THE PROBLEM: The answer is one number: how many lines in the data below hold "местных".

ENTRIES:
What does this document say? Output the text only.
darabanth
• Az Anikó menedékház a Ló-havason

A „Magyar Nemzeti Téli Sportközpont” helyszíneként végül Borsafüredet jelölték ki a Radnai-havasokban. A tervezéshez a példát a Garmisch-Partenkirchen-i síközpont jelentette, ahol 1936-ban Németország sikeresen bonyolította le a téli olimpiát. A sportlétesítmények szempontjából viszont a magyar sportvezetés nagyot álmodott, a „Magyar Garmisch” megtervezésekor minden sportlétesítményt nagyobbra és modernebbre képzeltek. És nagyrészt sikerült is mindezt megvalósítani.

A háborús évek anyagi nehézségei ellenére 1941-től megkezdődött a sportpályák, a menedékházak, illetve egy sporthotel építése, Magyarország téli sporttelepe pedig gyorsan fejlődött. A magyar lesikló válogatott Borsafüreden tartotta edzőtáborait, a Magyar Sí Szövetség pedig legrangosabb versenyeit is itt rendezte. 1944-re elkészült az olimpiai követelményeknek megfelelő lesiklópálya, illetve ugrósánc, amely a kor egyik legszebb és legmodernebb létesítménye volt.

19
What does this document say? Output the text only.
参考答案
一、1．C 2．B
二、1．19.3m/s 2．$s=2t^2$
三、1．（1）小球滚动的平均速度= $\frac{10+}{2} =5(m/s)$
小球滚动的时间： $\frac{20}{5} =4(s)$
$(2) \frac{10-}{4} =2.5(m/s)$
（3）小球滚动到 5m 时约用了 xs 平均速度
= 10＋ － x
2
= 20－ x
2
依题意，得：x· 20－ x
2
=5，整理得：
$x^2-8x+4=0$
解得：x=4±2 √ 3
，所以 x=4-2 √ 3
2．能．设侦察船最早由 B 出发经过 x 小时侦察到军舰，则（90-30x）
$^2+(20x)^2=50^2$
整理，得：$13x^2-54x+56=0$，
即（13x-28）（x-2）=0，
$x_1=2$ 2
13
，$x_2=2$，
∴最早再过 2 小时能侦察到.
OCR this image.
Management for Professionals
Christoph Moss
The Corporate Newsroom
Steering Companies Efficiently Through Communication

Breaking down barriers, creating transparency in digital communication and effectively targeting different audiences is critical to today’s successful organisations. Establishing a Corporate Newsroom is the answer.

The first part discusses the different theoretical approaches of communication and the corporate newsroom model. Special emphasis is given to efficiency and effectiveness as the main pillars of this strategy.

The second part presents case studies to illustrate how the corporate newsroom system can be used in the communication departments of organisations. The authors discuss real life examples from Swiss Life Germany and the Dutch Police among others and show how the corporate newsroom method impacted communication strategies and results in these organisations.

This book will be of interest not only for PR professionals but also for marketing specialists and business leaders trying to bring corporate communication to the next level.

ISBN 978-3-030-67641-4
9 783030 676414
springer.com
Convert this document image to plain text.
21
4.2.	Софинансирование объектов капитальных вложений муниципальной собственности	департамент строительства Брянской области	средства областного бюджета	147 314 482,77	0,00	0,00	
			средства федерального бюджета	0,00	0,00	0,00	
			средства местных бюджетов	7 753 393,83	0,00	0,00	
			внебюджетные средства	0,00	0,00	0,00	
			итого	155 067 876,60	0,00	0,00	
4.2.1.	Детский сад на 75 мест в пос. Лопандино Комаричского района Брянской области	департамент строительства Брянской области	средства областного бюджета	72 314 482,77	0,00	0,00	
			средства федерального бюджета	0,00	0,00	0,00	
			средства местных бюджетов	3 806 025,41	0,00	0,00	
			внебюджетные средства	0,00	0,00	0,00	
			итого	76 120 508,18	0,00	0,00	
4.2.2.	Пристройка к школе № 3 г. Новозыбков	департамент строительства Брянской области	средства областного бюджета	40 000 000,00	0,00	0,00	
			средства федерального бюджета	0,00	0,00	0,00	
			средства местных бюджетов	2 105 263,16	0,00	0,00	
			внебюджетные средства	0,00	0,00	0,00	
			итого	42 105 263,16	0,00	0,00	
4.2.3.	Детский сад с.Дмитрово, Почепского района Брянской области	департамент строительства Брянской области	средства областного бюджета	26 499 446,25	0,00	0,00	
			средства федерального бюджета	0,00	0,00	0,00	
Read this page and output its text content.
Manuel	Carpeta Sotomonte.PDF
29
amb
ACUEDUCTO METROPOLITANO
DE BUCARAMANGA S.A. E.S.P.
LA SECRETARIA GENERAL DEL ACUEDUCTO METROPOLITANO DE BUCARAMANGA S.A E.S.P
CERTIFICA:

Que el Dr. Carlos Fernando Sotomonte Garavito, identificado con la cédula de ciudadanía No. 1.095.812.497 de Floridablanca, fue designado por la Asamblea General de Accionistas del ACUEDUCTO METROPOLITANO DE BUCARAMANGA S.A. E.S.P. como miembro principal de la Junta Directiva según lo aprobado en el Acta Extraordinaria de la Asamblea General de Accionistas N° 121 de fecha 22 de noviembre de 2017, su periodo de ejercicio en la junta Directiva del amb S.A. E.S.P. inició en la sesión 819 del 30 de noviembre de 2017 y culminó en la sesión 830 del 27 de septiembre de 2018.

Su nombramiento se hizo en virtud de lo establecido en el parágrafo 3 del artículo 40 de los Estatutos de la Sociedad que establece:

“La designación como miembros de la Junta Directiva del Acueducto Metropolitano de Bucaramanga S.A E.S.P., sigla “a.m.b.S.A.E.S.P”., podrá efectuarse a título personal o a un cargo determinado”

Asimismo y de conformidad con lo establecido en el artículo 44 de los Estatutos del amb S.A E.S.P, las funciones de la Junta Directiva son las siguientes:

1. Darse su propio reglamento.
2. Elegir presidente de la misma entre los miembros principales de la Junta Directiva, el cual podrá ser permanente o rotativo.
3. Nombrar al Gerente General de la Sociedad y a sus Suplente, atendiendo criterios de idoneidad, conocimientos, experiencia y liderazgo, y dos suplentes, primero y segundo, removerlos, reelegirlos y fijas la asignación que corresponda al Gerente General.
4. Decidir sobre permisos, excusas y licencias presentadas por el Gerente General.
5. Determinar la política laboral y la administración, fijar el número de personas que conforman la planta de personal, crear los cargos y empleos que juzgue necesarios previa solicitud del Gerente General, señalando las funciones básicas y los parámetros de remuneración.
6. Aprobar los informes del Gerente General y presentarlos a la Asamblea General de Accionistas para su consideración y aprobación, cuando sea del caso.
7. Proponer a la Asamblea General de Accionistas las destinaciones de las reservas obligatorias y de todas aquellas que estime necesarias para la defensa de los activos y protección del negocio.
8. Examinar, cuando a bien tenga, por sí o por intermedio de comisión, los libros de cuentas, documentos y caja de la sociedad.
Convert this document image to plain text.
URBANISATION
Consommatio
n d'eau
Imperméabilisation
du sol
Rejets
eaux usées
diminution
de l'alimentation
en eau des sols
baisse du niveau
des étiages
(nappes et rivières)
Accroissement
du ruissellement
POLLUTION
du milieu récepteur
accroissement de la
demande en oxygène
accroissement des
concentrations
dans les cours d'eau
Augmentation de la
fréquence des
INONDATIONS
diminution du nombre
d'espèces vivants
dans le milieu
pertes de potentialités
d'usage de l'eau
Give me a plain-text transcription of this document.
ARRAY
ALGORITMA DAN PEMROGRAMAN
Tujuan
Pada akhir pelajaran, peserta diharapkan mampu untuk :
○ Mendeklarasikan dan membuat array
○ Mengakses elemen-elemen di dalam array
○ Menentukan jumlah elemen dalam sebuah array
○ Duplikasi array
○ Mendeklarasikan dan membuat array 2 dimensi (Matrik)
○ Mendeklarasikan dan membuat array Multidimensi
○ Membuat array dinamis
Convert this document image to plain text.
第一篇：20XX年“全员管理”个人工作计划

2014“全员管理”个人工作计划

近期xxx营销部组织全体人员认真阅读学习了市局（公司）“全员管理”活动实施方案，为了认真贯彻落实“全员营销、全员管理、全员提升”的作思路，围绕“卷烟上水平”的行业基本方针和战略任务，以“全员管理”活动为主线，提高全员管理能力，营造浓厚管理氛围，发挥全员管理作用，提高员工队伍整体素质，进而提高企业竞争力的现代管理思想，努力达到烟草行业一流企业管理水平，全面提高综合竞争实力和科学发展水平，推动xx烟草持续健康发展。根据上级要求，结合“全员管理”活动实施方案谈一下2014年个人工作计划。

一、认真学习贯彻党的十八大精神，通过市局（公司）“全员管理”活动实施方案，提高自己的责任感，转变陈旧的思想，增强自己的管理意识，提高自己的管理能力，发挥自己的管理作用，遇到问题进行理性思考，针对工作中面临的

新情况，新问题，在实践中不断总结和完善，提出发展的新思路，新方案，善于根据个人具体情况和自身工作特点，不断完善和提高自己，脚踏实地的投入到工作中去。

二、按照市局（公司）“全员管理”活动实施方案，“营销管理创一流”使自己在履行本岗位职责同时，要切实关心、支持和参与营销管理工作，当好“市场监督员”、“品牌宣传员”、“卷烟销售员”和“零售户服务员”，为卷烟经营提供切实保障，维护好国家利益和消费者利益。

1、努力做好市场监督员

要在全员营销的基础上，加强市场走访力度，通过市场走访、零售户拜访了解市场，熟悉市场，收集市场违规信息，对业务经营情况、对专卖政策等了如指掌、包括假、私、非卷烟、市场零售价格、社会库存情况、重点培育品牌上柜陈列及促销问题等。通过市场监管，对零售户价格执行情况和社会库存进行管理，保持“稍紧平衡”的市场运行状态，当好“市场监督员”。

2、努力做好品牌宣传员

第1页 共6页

EXPECTED OUTPUT: 3